▶ What the task requires
Extract the listing below in full, unchanged.

▶ Data provided
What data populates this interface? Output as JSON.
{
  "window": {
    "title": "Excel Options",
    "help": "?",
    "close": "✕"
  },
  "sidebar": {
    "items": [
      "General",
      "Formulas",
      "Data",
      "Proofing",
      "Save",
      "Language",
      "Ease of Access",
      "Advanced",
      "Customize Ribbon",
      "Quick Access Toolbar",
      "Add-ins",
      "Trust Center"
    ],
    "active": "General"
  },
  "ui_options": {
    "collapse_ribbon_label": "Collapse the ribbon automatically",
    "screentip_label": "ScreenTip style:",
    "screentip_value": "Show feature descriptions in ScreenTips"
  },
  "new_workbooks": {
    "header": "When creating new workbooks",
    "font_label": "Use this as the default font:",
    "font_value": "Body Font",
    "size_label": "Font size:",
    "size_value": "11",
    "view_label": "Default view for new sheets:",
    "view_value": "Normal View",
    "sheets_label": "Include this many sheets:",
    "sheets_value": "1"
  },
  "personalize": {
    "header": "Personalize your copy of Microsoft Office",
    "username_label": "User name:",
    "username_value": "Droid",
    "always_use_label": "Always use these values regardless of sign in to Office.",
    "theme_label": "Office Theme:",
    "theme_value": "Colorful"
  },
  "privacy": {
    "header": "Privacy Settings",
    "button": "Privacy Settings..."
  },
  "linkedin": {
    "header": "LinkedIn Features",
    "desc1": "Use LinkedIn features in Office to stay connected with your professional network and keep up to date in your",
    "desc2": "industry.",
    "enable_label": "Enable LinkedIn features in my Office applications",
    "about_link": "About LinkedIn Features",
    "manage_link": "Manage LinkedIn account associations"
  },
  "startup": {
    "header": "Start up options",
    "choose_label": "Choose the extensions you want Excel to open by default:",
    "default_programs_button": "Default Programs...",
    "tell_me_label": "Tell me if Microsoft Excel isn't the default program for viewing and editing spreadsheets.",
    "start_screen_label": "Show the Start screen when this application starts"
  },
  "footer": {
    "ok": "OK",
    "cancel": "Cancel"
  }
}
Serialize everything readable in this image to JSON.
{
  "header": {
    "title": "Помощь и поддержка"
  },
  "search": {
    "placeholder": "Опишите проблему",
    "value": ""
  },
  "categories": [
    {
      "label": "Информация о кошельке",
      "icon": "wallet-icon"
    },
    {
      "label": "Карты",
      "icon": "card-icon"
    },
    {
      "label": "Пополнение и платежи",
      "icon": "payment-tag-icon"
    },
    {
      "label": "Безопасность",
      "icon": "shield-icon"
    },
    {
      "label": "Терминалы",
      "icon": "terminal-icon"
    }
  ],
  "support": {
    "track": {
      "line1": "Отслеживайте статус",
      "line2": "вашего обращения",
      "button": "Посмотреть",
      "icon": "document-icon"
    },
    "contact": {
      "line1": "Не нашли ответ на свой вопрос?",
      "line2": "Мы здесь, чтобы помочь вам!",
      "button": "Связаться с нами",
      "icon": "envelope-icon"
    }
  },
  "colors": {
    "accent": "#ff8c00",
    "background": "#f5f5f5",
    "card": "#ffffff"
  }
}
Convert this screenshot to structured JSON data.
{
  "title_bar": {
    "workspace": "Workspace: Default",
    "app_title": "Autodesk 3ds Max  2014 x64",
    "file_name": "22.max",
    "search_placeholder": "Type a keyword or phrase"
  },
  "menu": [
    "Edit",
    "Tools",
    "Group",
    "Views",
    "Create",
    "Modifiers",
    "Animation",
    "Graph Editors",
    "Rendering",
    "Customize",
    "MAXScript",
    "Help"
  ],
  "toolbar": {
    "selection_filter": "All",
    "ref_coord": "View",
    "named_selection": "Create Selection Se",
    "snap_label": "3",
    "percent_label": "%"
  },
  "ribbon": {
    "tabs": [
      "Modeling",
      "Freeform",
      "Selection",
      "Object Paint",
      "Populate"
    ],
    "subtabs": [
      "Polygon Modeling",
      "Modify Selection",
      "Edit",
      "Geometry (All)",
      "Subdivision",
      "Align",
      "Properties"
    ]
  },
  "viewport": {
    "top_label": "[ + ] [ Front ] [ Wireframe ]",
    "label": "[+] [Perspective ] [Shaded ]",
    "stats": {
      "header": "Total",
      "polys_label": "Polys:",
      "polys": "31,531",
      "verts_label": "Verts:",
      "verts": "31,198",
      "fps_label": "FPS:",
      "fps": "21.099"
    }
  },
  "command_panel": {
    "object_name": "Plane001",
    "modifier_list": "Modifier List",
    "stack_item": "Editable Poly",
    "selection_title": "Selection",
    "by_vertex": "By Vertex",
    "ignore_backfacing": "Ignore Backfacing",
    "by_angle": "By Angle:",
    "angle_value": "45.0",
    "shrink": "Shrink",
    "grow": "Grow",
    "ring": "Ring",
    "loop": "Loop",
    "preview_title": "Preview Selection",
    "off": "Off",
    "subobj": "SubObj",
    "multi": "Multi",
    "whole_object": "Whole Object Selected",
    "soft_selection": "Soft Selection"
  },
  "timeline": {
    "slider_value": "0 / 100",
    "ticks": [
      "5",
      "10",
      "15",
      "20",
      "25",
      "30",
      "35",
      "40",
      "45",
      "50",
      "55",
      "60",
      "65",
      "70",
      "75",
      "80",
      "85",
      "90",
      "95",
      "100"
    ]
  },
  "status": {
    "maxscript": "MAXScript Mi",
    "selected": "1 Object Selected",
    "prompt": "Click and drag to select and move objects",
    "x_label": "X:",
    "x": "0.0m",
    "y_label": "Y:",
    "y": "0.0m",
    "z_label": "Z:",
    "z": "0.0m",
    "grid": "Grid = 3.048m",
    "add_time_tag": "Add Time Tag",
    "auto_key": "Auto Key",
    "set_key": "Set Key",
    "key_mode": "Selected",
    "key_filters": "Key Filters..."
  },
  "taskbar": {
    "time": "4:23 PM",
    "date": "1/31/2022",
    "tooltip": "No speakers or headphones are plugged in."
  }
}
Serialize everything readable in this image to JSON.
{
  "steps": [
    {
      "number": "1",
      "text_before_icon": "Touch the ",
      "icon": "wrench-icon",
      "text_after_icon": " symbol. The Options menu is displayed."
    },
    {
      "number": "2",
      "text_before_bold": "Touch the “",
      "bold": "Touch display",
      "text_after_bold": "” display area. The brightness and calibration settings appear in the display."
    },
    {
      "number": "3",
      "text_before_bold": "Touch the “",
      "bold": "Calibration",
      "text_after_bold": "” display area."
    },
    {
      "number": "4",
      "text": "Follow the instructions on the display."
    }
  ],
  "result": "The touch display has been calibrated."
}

▶ Worked answer
What data populates this interface? Output as JSON.
{
  "window": {
    "title": "Excel Options",
    "help": "?",
    "close": "✕"
  },
  "sidebar": {
    "items": [
      "General",
      "Formulas",
      "Data",
      "Proofing",
      "Save",
      "Language",
      "Ease of Access",
      "Advanced",
      "Customize Ribbon",
      "Quick Access Toolbar",
      "Add-ins",
      "Trust Center"
    ],
    "active": "General"
  },
  "ui_options": {
    "collapse_ribbon_label": "Collapse the ribbon automatically",
    "screentip_label": "ScreenTip style:",
    "screentip_value": "Show feature descriptions in ScreenTips"
  },
  "new_workbooks": {
    "header": "When creating new workbooks",
    "font_label": "Use this as the default font:",
    "font_value": "Body Font",
    "size_label": "Font size:",
    "size_value": "11",
    "view_label": "Default view for new sheets:",
    "view_value": "Normal View",
    "sheets_label": "Include this many sheets:",
    "sheets_value": "1"
  },
  "personalize": {
    "header": "Personalize your copy of Microsoft Office",
    "username_label": "User name:",
    "username_value": "Droid",
    "always_use_label": "Always use these values regardless of sign in to Office.",
    "theme_label": "Office Theme:",
    "theme_value": "Colorful"
  },
  "privacy": {
    "header": "Privacy Settings",
    "button": "Privacy Settings..."
  },
  "linkedin": {
    "header": "LinkedIn Features",
    "desc1": "Use LinkedIn features in Office to stay connected with your professional network and keep up to date in your",
    "desc2": "industry.",
    "enable_label": "Enable LinkedIn features in my Office applications",
    "about_link": "About LinkedIn Features",
    "manage_link": "Manage LinkedIn account associations"
  },
  "startup": {
    "header": "Start up options",
    "choose_label": "Choose the extensions you want Excel to open by default:",
    "default_programs_button": "Default Programs...",
    "tell_me_label": "Tell me if Microsoft Excel isn't the default program for viewing and editing spreadsheets.",
    "start_screen_label": "Show the Start screen when this application starts"
  },
  "footer": {
    "ok": "OK",
    "cancel": "Cancel"
  }
}
Serialize everything readable in this image to JSON.
{
  "header": {
    "title": "Помощь и поддержка"
  },
  "search": {
    "placeholder": "Опишите проблему",
    "value": ""
  },
  "categories": [
    {
      "label": "Информация о кошельке",
      "icon": "wallet-icon"
    },
    {
      "label": "Карты",
      "icon": "card-icon"
    },
    {
      "label": "Пополнение и платежи",
      "icon": "payment-tag-icon"
    },
    {
      "label": "Безопасность",
      "icon": "shield-icon"
    },
    {
      "label": "Терминалы",
      "icon": "terminal-icon"
    }
  ],
  "support": {
    "track": {
      "line1": "Отслеживайте статус",
      "line2": "вашего обращения",
      "button": "Посмотреть",
      "icon": "document-icon"
    },
    "contact": {
      "line1": "Не нашли ответ на свой вопрос?",
      "line2": "Мы здесь, чтобы помочь вам!",
      "button": "Связаться с нами",
      "icon": "envelope-icon"
    }
  },
  "colors": {
    "accent": "#ff8c00",
    "background": "#f5f5f5",
    "card": "#ffffff"
  }
}
Convert this screenshot to structured JSON data.
{
  "title_bar": {
    "workspace": "Workspace: Default",
    "app_title": "Autodesk 3ds Max  2014 x64",
    "file_name": "22.max",
    "search_placeholder": "Type a keyword or phrase"
  },
  "menu": [
    "Edit",
    "Tools",
    "Group",
    "Views",
    "Create",
    "Modifiers",
    "Animation",
    "Graph Editors",
    "Rendering",
    "Customize",
    "MAXScript",
    "Help"
  ],
  "toolbar": {
    "selection_filter": "All",
    "ref_coord": "View",
    "named_selection": "Create Selection Se",
    "snap_label": "3",
    "percent_label": "%"
  },
  "ribbon": {
    "tabs": [
      "Modeling",
      "Freeform",
      "Selection",
      "Object Paint",
      "Populate"
    ],
    "subtabs": [
      "Polygon Modeling",
      "Modify Selection",
      "Edit",
      "Geometry (All)",
      "Subdivision",
      "Align",
      "Properties"
    ]
  },
  "viewport": {
    "top_label": "[ + ] [ Front ] [ Wireframe ]",
    "label": "[+] [Perspective ] [Shaded ]",
    "stats": {
      "header": "Total",
      "polys_label": "Polys:",
      "polys": "31,531",
      "verts_label": "Verts:",
      "verts": "31,198",
      "fps_label": "FPS:",
      "fps": "21.099"
    }
  },
  "command_panel": {
    "object_name": "Plane001",
    "modifier_list": "Modifier List",
    "stack_item": "Editable Poly",
    "selection_title": "Selection",
    "by_vertex": "By Vertex",
    "ignore_backfacing": "Ignore Backfacing",
    "by_angle": "By Angle:",
    "angle_value": "45.0",
    "shrink": "Shrink",
    "grow": "Grow",
    "ring": "Ring",
    "loop": "Loop",
    "preview_title": "Preview Selection",
    "off": "Off",
    "subobj": "SubObj",
    "multi": "Multi",
    "whole_object": "Whole Object Selected",
    "soft_selection": "Soft Selection"
  },
  "timeline": {
    "slider_value": "0 / 100",
    "ticks": [
      "5",
      "10",
      "15",
      "20",
      "25",
      "30",
      "35",
      "40",
      "45",
      "50",
      "55",
      "60",
      "65",
      "70",
      "75",
      "80",
      "85",
      "90",
      "95",
      "100"
    ]
  },
  "status": {
    "maxscript": "MAXScript Mi",
    "selected": "1 Object Selected",
    "prompt": "Click and drag to select and move objects",
    "x_label": "X:",
    "x": "0.0m",
    "y_label": "Y:",
    "y": "0.0m",
    "z_label": "Z:",
    "z": "0.0m",
    "grid": "Grid = 3.048m",
    "add_time_tag": "Add Time Tag",
    "auto_key": "Auto Key",
    "set_key": "Set Key",
    "key_mode": "Selected",
    "key_filters": "Key Filters..."
  },
  "taskbar": {
    "time": "4:23 PM",
    "date": "1/31/2022",
    "tooltip": "No speakers or headphones are plugged in."
  }
}
Serialize everything readable in this image to JSON.
{
  "steps": [
    {
      "number": "1",
      "text_before_icon": "Touch the ",
      "icon": "wrench-icon",
      "text_after_icon": " symbol. The Options menu is displayed."
    },
    {
      "number": "2",
      "text_before_bold": "Touch the “",
      "bold": "Touch display",
      "text_after_bold": "” display area. The brightness and calibration settings appear in the display."
    },
    {
      "number": "3",
      "text_before_bold": "Touch the “",
      "bold": "Calibration",
      "text_after_bold": "” display area."
    },
    {
      "number": "4",
      "text": "Follow the instructions on the display."
    }
  ],
  "result": "The touch display has been calibrated."
}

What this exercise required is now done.